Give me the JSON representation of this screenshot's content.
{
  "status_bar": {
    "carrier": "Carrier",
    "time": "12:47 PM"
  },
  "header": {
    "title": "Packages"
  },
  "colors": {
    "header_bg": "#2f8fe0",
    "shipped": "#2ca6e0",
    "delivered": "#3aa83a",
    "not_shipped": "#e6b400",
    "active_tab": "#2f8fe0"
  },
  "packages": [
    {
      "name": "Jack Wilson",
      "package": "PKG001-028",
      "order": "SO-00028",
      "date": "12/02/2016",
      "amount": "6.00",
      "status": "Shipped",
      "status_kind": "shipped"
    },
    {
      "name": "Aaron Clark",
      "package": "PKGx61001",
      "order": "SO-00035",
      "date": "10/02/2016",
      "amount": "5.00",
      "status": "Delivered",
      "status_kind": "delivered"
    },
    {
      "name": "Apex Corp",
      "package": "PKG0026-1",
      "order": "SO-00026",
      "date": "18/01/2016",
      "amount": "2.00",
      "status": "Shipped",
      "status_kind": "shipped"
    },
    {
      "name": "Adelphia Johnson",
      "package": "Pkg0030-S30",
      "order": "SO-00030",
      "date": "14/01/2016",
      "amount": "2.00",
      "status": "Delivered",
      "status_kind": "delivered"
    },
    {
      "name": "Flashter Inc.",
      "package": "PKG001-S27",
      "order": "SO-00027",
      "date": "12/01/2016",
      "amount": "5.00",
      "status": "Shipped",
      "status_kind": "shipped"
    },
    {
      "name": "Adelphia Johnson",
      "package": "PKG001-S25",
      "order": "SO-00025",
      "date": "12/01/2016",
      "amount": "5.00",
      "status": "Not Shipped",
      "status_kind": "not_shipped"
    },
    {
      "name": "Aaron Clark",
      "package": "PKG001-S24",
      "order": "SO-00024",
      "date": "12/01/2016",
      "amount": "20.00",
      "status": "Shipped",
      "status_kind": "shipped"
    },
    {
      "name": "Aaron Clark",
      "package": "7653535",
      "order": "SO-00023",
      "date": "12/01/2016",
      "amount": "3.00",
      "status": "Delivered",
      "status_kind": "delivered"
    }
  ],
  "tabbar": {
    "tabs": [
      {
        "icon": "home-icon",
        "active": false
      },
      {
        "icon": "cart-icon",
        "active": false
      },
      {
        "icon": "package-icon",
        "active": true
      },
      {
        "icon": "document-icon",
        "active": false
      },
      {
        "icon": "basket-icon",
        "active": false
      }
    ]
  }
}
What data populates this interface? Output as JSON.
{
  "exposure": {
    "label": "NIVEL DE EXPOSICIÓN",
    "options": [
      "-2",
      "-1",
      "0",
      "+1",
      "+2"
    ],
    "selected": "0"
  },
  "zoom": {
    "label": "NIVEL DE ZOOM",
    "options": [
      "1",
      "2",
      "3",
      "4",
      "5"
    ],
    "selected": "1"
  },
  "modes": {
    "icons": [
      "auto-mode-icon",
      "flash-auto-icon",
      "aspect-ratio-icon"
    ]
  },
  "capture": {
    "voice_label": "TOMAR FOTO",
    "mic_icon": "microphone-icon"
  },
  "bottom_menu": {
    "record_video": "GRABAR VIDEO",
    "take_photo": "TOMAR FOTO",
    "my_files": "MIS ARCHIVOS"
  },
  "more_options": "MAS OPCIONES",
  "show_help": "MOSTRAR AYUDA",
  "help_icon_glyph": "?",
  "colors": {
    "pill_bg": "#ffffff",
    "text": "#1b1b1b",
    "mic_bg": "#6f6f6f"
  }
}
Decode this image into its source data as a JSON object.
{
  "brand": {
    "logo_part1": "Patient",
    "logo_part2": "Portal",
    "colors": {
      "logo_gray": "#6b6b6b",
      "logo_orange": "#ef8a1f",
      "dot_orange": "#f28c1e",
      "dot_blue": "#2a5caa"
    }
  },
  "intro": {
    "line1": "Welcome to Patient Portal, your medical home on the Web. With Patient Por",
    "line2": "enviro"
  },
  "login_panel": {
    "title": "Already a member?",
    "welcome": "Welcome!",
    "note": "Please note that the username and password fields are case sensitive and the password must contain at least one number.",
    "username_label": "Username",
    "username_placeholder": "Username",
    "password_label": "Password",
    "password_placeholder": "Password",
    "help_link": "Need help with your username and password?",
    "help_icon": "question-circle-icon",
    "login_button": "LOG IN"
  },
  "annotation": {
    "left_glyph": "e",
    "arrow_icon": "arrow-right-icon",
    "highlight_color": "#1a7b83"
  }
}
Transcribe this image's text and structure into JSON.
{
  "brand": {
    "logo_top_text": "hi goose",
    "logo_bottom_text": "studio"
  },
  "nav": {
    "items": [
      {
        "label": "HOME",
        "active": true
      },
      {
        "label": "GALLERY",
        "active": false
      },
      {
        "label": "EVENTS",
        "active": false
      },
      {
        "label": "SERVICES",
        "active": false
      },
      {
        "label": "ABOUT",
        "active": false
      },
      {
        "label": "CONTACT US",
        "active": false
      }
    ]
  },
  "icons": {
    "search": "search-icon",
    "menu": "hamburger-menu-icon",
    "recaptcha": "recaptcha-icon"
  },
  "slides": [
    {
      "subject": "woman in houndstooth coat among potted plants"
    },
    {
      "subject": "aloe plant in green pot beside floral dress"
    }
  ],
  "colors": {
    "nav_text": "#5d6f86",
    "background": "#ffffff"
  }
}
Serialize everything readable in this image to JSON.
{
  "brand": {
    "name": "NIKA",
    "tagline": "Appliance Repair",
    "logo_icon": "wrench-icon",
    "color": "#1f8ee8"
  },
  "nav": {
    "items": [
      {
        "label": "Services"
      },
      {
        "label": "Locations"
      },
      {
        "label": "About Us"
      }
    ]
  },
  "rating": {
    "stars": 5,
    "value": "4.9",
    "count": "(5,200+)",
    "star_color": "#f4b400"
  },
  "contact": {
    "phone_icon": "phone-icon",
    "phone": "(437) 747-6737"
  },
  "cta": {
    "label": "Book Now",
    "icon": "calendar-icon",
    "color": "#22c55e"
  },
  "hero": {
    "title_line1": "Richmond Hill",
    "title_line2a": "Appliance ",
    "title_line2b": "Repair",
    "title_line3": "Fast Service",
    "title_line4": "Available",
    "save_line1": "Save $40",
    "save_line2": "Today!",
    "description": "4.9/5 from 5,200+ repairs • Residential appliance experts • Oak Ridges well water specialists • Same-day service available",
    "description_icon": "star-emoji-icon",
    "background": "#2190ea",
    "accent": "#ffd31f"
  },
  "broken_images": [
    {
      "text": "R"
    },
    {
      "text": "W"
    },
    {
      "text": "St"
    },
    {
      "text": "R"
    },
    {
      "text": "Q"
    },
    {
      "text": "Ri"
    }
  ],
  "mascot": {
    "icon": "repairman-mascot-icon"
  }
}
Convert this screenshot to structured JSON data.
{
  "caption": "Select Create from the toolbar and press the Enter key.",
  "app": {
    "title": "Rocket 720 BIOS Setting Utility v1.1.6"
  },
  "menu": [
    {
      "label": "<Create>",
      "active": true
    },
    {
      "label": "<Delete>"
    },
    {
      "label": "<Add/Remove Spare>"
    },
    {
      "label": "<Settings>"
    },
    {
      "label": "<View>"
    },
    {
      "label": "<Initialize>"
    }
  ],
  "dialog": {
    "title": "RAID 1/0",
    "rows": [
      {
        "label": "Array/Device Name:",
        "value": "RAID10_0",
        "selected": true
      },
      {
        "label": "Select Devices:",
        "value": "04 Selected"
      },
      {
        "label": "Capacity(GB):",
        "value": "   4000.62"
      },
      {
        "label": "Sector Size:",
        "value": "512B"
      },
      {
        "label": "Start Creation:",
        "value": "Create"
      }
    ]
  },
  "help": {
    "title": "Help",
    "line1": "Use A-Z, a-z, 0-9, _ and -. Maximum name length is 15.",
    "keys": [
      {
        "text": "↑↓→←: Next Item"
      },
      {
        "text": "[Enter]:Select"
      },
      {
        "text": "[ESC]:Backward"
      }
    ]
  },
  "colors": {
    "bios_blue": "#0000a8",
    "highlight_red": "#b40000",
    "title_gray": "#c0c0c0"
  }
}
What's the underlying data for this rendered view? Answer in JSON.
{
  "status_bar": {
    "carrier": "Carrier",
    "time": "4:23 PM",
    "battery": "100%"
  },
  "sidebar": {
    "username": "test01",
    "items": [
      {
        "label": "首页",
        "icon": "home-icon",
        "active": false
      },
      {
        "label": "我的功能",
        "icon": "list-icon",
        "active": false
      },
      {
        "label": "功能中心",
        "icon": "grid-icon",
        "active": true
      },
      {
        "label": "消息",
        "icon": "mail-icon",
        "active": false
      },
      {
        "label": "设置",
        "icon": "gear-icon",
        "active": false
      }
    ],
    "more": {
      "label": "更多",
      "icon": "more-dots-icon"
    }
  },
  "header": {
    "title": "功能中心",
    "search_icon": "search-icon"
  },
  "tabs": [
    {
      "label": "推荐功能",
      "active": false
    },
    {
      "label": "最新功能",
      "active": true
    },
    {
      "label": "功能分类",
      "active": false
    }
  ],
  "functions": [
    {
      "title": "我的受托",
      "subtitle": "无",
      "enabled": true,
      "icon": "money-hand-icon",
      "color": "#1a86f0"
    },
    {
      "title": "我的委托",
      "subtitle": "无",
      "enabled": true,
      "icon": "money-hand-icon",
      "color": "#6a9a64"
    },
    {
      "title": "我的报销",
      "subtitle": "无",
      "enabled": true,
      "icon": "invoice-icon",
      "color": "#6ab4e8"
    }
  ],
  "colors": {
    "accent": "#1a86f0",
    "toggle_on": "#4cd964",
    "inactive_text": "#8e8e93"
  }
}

(Task goal):
Extract every line that has the string "Welcome" in it.

(Correct output):
    "line1": "Welcome to Patient Portal, your medical home on the Web. With Patient Por",
    "welcome": "Welcome!",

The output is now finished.